_Requirements_
Quote the entries that follow exactly, leaving none out.

[Start of Input data]

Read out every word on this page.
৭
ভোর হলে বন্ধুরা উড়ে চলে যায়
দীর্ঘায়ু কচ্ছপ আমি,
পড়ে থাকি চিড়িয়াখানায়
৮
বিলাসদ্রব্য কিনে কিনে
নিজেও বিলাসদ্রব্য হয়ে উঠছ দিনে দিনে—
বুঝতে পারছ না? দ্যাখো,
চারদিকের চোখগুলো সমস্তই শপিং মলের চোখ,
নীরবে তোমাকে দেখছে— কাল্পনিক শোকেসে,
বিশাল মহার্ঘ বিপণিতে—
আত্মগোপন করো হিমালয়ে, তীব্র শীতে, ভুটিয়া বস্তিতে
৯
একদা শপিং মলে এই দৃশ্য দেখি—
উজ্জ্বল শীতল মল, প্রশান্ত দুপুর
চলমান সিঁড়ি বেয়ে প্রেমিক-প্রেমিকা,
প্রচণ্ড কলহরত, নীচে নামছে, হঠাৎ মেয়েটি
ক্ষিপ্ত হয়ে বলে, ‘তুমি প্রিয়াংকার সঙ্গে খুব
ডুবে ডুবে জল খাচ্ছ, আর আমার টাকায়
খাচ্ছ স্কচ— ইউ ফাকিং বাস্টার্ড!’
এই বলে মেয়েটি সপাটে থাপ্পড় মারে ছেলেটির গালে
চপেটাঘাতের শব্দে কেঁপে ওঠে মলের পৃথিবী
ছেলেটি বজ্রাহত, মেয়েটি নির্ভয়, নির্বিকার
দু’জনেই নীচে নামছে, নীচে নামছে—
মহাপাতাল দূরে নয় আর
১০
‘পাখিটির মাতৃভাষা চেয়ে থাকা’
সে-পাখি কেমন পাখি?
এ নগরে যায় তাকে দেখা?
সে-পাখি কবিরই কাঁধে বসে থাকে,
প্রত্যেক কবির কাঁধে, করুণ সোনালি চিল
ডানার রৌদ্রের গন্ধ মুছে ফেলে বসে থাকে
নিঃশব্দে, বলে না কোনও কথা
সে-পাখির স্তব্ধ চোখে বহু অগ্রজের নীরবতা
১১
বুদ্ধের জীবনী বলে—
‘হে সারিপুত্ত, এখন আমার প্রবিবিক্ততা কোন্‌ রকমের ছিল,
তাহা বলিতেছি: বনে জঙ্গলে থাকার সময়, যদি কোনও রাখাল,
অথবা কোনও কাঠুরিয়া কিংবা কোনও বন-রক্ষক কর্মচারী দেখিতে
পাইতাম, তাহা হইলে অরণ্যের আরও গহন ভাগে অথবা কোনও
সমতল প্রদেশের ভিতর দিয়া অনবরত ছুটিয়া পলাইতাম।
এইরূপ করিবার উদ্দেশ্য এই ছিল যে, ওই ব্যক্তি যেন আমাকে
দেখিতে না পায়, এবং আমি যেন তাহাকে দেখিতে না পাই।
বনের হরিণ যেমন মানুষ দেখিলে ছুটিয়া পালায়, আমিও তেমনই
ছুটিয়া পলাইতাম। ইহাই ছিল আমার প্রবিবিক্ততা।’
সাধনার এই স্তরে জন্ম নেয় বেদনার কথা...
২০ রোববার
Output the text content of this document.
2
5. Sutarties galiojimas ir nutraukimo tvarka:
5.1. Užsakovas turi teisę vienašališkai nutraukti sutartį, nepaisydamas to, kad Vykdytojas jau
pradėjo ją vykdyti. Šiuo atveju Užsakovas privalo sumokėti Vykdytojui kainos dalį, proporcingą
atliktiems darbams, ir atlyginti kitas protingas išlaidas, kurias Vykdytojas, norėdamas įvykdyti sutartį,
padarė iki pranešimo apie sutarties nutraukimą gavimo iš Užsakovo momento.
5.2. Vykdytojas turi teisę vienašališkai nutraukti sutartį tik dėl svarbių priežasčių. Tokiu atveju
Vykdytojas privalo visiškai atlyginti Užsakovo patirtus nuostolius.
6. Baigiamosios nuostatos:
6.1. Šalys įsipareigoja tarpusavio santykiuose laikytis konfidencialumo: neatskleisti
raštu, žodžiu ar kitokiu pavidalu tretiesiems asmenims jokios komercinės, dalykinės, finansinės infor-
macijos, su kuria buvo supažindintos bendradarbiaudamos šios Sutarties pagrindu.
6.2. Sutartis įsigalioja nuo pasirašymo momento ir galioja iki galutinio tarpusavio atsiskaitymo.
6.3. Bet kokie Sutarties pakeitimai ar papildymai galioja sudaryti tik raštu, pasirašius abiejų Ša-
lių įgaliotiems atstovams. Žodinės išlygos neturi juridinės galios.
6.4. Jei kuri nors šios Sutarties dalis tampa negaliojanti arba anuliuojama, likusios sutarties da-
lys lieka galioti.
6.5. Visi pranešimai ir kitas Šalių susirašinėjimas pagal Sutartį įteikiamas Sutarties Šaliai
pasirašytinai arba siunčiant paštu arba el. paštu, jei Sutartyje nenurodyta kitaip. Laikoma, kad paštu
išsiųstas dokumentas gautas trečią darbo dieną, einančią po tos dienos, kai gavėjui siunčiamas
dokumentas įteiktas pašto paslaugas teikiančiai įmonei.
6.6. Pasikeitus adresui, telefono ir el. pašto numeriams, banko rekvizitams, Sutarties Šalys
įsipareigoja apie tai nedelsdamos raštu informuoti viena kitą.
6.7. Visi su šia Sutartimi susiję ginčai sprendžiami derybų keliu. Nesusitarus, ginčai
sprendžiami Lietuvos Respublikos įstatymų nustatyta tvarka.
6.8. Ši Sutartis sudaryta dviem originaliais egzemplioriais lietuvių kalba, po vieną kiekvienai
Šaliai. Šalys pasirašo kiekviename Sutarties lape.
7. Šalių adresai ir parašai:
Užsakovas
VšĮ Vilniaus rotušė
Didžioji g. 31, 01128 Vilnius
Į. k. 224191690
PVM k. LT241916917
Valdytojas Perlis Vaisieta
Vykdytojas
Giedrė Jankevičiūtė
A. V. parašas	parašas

[End of Input data]

_Output below_
Read out every word on this page.
৭
ভোর হলে বন্ধুরা উড়ে চলে যায়
দীর্ঘায়ু কচ্ছপ আমি,
পড়ে থাকি চিড়িয়াখানায়
৮
বিলাসদ্রব্য কিনে কিনে
নিজেও বিলাসদ্রব্য হয়ে উঠছ দিনে দিনে—
বুঝতে পারছ না? দ্যাখো,
চারদিকের চোখগুলো সমস্তই শপিং মলের চোখ,
নীরবে তোমাকে দেখছে— কাল্পনিক শোকেসে,
বিশাল মহার্ঘ বিপণিতে—
আত্মগোপন করো হিমালয়ে, তীব্র শীতে, ভুটিয়া বস্তিতে
৯
একদা শপিং মলে এই দৃশ্য দেখি—
উজ্জ্বল শীতল মল, প্রশান্ত দুপুর
চলমান সিঁড়ি বেয়ে প্রেমিক-প্রেমিকা,
প্রচণ্ড কলহরত, নীচে নামছে, হঠাৎ মেয়েটি
ক্ষিপ্ত হয়ে বলে, ‘তুমি প্রিয়াংকার সঙ্গে খুব
ডুবে ডুবে জল খাচ্ছ, আর আমার টাকায়
খাচ্ছ স্কচ— ইউ ফাকিং বাস্টার্ড!’
এই বলে মেয়েটি সপাটে থাপ্পড় মারে ছেলেটির গালে
চপেটাঘাতের শব্দে কেঁপে ওঠে মলের পৃথিবী
ছেলেটি বজ্রাহত, মেয়েটি নির্ভয়, নির্বিকার
দু’জনেই নীচে নামছে, নীচে নামছে—
মহাপাতাল দূরে নয় আর
১০
‘পাখিটির মাতৃভাষা চেয়ে থাকা’
সে-পাখি কেমন পাখি?
এ নগরে যায় তাকে দেখা?
সে-পাখি কবিরই কাঁধে বসে থাকে,
প্রত্যেক কবির কাঁধে, করুণ সোনালি চিল
ডানার রৌদ্রের গন্ধ মুছে ফেলে বসে থাকে
নিঃশব্দে, বলে না কোনও কথা
সে-পাখির স্তব্ধ চোখে বহু অগ্রজের নীরবতা
১১
বুদ্ধের জীবনী বলে—
‘হে সারিপুত্ত, এখন আমার প্রবিবিক্ততা কোন্‌ রকমের ছিল,
তাহা বলিতেছি: বনে জঙ্গলে থাকার সময়, যদি কোনও রাখাল,
অথবা কোনও কাঠুরিয়া কিংবা কোনও বন-রক্ষক কর্মচারী দেখিতে
পাইতাম, তাহা হইলে অরণ্যের আরও গহন ভাগে অথবা কোনও
সমতল প্রদেশের ভিতর দিয়া অনবরত ছুটিয়া পলাইতাম।
এইরূপ করিবার উদ্দেশ্য এই ছিল যে, ওই ব্যক্তি যেন আমাকে
দেখিতে না পায়, এবং আমি যেন তাহাকে দেখিতে না পাই।
বনের হরিণ যেমন মানুষ দেখিলে ছুটিয়া পালায়, আমিও তেমনই
ছুটিয়া পলাইতাম। ইহাই ছিল আমার প্রবিবিক্ততা।’
সাধনার এই স্তরে জন্ম নেয় বেদনার কথা...
২০ রোববার
Output the text content of this document.
2
5. Sutarties galiojimas ir nutraukimo tvarka:
5.1. Užsakovas turi teisę vienašališkai nutraukti sutartį, nepaisydamas to, kad Vykdytojas jau
pradėjo ją vykdyti. Šiuo atveju Užsakovas privalo sumokėti Vykdytojui kainos dalį, proporcingą
atliktiems darbams, ir atlyginti kitas protingas išlaidas, kurias Vykdytojas, norėdamas įvykdyti sutartį,
padarė iki pranešimo apie sutarties nutraukimą gavimo iš Užsakovo momento.
5.2. Vykdytojas turi teisę vienašališkai nutraukti sutartį tik dėl svarbių priežasčių. Tokiu atveju
Vykdytojas privalo visiškai atlyginti Užsakovo patirtus nuostolius.
6. Baigiamosios nuostatos:
6.1. Šalys įsipareigoja tarpusavio santykiuose laikytis konfidencialumo: neatskleisti
raštu, žodžiu ar kitokiu pavidalu tretiesiems asmenims jokios komercinės, dalykinės, finansinės infor-
macijos, su kuria buvo supažindintos bendradarbiaudamos šios Sutarties pagrindu.
6.2. Sutartis įsigalioja nuo pasirašymo momento ir galioja iki galutinio tarpusavio atsiskaitymo.
6.3. Bet kokie Sutarties pakeitimai ar papildymai galioja sudaryti tik raštu, pasirašius abiejų Ša-
lių įgaliotiems atstovams. Žodinės išlygos neturi juridinės galios.
6.4. Jei kuri nors šios Sutarties dalis tampa negaliojanti arba anuliuojama, likusios sutarties da-
lys lieka galioti.
6.5. Visi pranešimai ir kitas Šalių susirašinėjimas pagal Sutartį įteikiamas Sutarties Šaliai
pasirašytinai arba siunčiant paštu arba el. paštu, jei Sutartyje nenurodyta kitaip. Laikoma, kad paštu
išsiųstas dokumentas gautas trečią darbo dieną, einančią po tos dienos, kai gavėjui siunčiamas
dokumentas įteiktas pašto paslaugas teikiančiai įmonei.
6.6. Pasikeitus adresui, telefono ir el. pašto numeriams, banko rekvizitams, Sutarties Šalys
įsipareigoja apie tai nedelsdamos raštu informuoti viena kitą.
6.7. Visi su šia Sutartimi susiję ginčai sprendžiami derybų keliu. Nesusitarus, ginčai
sprendžiami Lietuvos Respublikos įstatymų nustatyta tvarka.
6.8. Ši Sutartis sudaryta dviem originaliais egzemplioriais lietuvių kalba, po vieną kiekvienai
Šaliai. Šalys pasirašo kiekviename Sutarties lape.
7. Šalių adresai ir parašai:
Užsakovas
VšĮ Vilniaus rotušė
Didžioji g. 31, 01128 Vilnius
Į. k. 224191690
PVM k. LT241916917
Valdytojas Perlis Vaisieta
Vykdytojas
Giedrė Jankevičiūtė
A. V. parašas	parašas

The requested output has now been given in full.